(Raw records)
--- BEGIN ---

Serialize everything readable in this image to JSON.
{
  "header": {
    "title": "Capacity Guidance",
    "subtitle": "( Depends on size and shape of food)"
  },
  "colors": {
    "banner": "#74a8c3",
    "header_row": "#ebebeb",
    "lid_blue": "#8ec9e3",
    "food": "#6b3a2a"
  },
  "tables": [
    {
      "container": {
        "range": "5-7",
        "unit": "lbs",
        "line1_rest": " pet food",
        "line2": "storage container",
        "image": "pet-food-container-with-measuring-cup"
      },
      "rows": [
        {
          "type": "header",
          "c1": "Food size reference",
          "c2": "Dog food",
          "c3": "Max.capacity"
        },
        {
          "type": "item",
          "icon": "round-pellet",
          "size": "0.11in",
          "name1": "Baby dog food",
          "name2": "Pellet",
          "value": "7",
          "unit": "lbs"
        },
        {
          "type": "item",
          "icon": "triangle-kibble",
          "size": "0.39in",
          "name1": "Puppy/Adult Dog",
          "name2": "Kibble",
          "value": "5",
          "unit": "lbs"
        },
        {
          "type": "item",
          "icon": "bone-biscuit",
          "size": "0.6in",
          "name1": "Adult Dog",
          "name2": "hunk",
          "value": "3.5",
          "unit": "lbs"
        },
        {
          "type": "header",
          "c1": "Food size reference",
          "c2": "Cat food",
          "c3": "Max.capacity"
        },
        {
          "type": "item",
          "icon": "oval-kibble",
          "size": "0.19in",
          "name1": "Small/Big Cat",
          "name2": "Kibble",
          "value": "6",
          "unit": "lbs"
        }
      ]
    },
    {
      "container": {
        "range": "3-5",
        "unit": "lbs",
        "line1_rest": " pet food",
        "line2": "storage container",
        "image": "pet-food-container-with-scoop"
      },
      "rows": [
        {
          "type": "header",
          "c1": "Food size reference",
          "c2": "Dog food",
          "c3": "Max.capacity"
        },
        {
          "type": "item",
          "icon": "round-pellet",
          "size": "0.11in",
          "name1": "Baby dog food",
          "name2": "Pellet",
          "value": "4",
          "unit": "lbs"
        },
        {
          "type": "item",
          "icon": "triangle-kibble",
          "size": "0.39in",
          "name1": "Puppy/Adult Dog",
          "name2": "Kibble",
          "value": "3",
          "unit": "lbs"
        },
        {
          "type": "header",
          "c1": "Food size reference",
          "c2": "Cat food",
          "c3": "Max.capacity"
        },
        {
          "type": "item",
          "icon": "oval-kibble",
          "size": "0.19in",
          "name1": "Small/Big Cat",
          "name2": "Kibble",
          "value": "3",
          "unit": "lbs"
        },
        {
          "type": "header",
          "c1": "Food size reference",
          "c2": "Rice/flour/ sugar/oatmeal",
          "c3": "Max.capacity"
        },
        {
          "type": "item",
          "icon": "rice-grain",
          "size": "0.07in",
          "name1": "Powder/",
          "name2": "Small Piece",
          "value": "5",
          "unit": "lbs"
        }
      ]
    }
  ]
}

--- END ---

What needs to be done:
Find and copy every line in the entries above where the string "image" occurs.

Result of the exercise:
Serialize everything readable in this image to JSON.
        "image": "pet-food-container-with-measuring-cup"
        "image": "pet-food-container-with-scoop"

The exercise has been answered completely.